> [Set exercise] Each entry in the listing below should be restated word for word.

> [Information provided]
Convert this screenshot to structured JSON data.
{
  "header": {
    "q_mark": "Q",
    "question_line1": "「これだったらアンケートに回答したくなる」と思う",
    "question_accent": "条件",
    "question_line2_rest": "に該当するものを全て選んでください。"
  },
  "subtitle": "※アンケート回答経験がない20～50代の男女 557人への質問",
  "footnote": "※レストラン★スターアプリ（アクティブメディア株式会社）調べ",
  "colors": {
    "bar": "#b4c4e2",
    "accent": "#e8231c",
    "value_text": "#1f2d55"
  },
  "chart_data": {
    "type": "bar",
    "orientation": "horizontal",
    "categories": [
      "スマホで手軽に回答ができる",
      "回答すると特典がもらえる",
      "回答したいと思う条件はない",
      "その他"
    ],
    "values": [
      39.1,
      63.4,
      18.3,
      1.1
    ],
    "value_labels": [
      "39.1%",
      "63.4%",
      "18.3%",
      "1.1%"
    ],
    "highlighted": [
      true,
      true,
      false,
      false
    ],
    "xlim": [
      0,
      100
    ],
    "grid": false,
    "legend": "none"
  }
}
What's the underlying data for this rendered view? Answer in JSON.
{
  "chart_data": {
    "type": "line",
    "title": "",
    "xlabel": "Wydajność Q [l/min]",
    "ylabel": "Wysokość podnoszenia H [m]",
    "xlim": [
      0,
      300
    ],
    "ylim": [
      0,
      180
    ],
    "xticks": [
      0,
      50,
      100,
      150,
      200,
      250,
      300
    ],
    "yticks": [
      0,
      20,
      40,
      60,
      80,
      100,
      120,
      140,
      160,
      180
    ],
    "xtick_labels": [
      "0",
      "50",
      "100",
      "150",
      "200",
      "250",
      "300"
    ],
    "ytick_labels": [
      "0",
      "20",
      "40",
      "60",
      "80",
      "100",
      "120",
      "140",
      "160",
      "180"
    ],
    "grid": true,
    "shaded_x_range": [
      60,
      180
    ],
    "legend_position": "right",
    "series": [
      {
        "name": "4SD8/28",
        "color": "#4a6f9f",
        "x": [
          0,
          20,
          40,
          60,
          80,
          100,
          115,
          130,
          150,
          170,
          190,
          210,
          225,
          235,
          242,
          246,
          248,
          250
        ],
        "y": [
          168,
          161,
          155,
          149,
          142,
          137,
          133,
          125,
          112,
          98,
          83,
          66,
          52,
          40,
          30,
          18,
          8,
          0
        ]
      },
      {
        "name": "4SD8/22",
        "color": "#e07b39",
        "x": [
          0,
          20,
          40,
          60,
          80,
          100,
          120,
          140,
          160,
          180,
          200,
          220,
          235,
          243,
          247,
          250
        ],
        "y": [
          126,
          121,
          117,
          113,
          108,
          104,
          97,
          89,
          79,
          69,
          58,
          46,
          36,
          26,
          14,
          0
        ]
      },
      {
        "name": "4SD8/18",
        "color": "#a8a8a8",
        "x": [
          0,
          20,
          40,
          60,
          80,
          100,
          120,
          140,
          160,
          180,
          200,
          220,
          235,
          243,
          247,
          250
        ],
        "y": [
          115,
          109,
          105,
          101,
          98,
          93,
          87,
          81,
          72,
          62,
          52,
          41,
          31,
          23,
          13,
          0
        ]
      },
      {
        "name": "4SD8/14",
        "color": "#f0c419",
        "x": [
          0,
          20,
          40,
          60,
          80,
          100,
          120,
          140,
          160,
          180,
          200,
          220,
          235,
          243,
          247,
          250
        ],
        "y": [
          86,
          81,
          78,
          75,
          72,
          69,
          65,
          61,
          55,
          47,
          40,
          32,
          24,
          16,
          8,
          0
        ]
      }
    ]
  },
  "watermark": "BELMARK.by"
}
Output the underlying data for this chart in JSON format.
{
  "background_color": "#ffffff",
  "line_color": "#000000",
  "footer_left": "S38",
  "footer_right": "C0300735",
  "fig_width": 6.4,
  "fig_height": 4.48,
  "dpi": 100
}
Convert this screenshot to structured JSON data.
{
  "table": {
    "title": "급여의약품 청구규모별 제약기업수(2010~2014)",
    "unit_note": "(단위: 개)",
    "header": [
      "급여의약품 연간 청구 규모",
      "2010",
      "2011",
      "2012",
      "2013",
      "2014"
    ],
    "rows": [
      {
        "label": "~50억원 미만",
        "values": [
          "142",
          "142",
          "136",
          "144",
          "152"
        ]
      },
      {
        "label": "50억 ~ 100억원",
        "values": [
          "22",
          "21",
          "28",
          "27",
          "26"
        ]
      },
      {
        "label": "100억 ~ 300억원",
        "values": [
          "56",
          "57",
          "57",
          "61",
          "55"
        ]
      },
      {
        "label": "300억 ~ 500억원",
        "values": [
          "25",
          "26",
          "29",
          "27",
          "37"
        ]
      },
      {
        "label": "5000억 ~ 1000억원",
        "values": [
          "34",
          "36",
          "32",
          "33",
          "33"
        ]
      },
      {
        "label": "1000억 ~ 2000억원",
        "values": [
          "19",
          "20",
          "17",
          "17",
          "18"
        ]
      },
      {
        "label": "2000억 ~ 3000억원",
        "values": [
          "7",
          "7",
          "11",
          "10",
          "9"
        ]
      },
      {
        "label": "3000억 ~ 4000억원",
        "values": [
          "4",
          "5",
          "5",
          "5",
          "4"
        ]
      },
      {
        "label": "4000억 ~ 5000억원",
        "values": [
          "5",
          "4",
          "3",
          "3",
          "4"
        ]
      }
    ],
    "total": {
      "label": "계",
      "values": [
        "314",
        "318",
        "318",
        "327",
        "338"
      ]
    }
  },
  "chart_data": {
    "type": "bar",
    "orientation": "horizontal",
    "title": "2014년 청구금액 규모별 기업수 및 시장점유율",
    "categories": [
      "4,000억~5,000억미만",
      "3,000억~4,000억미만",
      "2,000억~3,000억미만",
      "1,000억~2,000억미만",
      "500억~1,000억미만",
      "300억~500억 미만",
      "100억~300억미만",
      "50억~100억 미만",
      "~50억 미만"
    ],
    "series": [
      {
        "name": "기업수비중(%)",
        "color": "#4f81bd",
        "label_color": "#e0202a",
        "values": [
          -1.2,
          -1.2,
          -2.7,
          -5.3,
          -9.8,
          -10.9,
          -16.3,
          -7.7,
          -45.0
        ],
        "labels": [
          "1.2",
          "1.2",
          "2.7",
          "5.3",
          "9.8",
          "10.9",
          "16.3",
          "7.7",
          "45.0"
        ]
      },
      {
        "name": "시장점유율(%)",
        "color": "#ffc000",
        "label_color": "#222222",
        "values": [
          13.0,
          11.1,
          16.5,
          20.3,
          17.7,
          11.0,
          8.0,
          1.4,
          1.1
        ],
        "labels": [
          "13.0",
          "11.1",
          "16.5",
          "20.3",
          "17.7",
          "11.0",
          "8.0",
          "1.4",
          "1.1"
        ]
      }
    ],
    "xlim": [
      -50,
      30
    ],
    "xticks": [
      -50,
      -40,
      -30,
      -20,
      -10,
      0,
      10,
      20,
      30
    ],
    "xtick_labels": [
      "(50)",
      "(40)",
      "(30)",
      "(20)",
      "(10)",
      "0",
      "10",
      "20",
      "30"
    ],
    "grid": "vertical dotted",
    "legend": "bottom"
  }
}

> [The reply]
Convert this screenshot to structured JSON data.
{
  "header": {
    "q_mark": "Q",
    "question_line1": "「これだったらアンケートに回答したくなる」と思う",
    "question_accent": "条件",
    "question_line2_rest": "に該当するものを全て選んでください。"
  },
  "subtitle": "※アンケート回答経験がない20～50代の男女 557人への質問",
  "footnote": "※レストラン★スターアプリ（アクティブメディア株式会社）調べ",
  "colors": {
    "bar": "#b4c4e2",
    "accent": "#e8231c",
    "value_text": "#1f2d55"
  },
  "chart_data": {
    "type": "bar",
    "orientation": "horizontal",
    "categories": [
      "スマホで手軽に回答ができる",
      "回答すると特典がもらえる",
      "回答したいと思う条件はない",
      "その他"
    ],
    "values": [
      39.1,
      63.4,
      18.3,
      1.1
    ],
    "value_labels": [
      "39.1%",
      "63.4%",
      "18.3%",
      "1.1%"
    ],
    "highlighted": [
      true,
      true,
      false,
      false
    ],
    "xlim": [
      0,
      100
    ],
    "grid": false,
    "legend": "none"
  }
}
What's the underlying data for this rendered view? Answer in JSON.
{
  "chart_data": {
    "type": "line",
    "title": "",
    "xlabel": "Wydajność Q [l/min]",
    "ylabel": "Wysokość podnoszenia H [m]",
    "xlim": [
      0,
      300
    ],
    "ylim": [
      0,
      180
    ],
    "xticks": [
      0,
      50,
      100,
      150,
      200,
      250,
      300
    ],
    "yticks": [
      0,
      20,
      40,
      60,
      80,
      100,
      120,
      140,
      160,
      180
    ],
    "xtick_labels": [
      "0",
      "50",
      "100",
      "150",
      "200",
      "250",
      "300"
    ],
    "ytick_labels": [
      "0",
      "20",
      "40",
      "60",
      "80",
      "100",
      "120",
      "140",
      "160",
      "180"
    ],
    "grid": true,
    "shaded_x_range": [
      60,
      180
    ],
    "legend_position": "right",
    "series": [
      {
        "name": "4SD8/28",
        "color": "#4a6f9f",
        "x": [
          0,
          20,
          40,
          60,
          80,
          100,
          115,
          130,
          150,
          170,
          190,
          210,
          225,
          235,
          242,
          246,
          248,
          250
        ],
        "y": [
          168,
          161,
          155,
          149,
          142,
          137,
          133,
          125,
          112,
          98,
          83,
          66,
          52,
          40,
          30,
          18,
          8,
          0
        ]
      },
      {
        "name": "4SD8/22",
        "color": "#e07b39",
        "x": [
          0,
          20,
          40,
          60,
          80,
          100,
          120,
          140,
          160,
          180,
          200,
          220,
          235,
          243,
          247,
          250
        ],
        "y": [
          126,
          121,
          117,
          113,
          108,
          104,
          97,
          89,
          79,
          69,
          58,
          46,
          36,
          26,
          14,
          0
        ]
      },
      {
        "name": "4SD8/18",
        "color": "#a8a8a8",
        "x": [
          0,
          20,
          40,
          60,
          80,
          100,
          120,
          140,
          160,
          180,
          200,
          220,
          235,
          243,
          247,
          250
        ],
        "y": [
          115,
          109,
          105,
          101,
          98,
          93,
          87,
          81,
          72,
          62,
          52,
          41,
          31,
          23,
          13,
          0
        ]
      },
      {
        "name": "4SD8/14",
        "color": "#f0c419",
        "x": [
          0,
          20,
          40,
          60,
          80,
          100,
          120,
          140,
          160,
          180,
          200,
          220,
          235,
          243,
          247,
          250
        ],
        "y": [
          86,
          81,
          78,
          75,
          72,
          69,
          65,
          61,
          55,
          47,
          40,
          32,
          24,
          16,
          8,
          0
        ]
      }
    ]
  },
  "watermark": "BELMARK.by"
}
Output the underlying data for this chart in JSON format.
{
  "background_color": "#ffffff",
  "line_color": "#000000",
  "footer_left": "S38",
  "footer_right": "C0300735",
  "fig_width": 6.4,
  "fig_height": 4.48,
  "dpi": 100
}
Convert this screenshot to structured JSON data.
{
  "table": {
    "title": "급여의약품 청구규모별 제약기업수(2010~2014)",
    "unit_note": "(단위: 개)",
    "header": [
      "급여의약품 연간 청구 규모",
      "2010",
      "2011",
      "2012",
      "2013",
      "2014"
    ],
    "rows": [
      {
        "label": "~50억원 미만",
        "values": [
          "142",
          "142",
          "136",
          "144",
          "152"
        ]
      },
      {
        "label": "50억 ~ 100억원",
        "values": [
          "22",
          "21",
          "28",
          "27",
          "26"
        ]
      },
      {
        "label": "100억 ~ 300억원",
        "values": [
          "56",
          "57",
          "57",
          "61",
          "55"
        ]
      },
      {
        "label": "300억 ~ 500억원",
        "values": [
          "25",
          "26",
          "29",
          "27",
          "37"
        ]
      },
      {
        "label": "5000억 ~ 1000억원",
        "values": [
          "34",
          "36",
          "32",
          "33",
          "33"
        ]
      },
      {
        "label": "1000억 ~ 2000억원",
        "values": [
          "19",
          "20",
          "17",
          "17",
          "18"
        ]
      },
      {
        "label": "2000억 ~ 3000억원",
        "values": [
          "7",
          "7",
          "11",
          "10",
          "9"
        ]
      },
      {
        "label": "3000억 ~ 4000억원",
        "values": [
          "4",
          "5",
          "5",
          "5",
          "4"
        ]
      },
      {
        "label": "4000억 ~ 5000억원",
        "values": [
          "5",
          "4",
          "3",
          "3",
          "4"
        ]
      }
    ],
    "total": {
      "label": "계",
      "values": [
        "314",
        "318",
        "318",
        "327",
        "338"
      ]
    }
  },
  "chart_data": {
    "type": "bar",
    "orientation": "horizontal",
    "title": "2014년 청구금액 규모별 기업수 및 시장점유율",
    "categories": [
      "4,000억~5,000억미만",
      "3,000억~4,000억미만",
      "2,000억~3,000억미만",
      "1,000억~2,000억미만",
      "500억~1,000억미만",
      "300억~500억 미만",
      "100억~300억미만",
      "50억~100억 미만",
      "~50억 미만"
    ],
    "series": [
      {
        "name": "기업수비중(%)",
        "color": "#4f81bd",
        "label_color": "#e0202a",
        "values": [
          -1.2,
          -1.2,
          -2.7,
          -5.3,
          -9.8,
          -10.9,
          -16.3,
          -7.7,
          -45.0
        ],
        "labels": [
          "1.2",
          "1.2",
          "2.7",
          "5.3",
          "9.8",
          "10.9",
          "16.3",
          "7.7",
          "45.0"
        ]
      },
      {
        "name": "시장점유율(%)",
        "color": "#ffc000",
        "label_color": "#222222",
        "values": [
          13.0,
          11.1,
          16.5,
          20.3,
          17.7,
          11.0,
          8.0,
          1.4,
          1.1
        ],
        "labels": [
          "13.0",
          "11.1",
          "16.5",
          "20.3",
          "17.7",
          "11.0",
          "8.0",
          "1.4",
          "1.1"
        ]
      }
    ],
    "xlim": [
      -50,
      30
    ],
    "xticks": [
      -50,
      -40,
      -30,
      -20,
      -10,
      0,
      10,
      20,
      30
    ],
    "xtick_labels": [
      "(50)",
      "(40)",
      "(30)",
      "(20)",
      "(10)",
      "0",
      "10",
      "20",
      "30"
    ],
    "grid": "vertical dotted",
    "legend": "bottom"
  }
}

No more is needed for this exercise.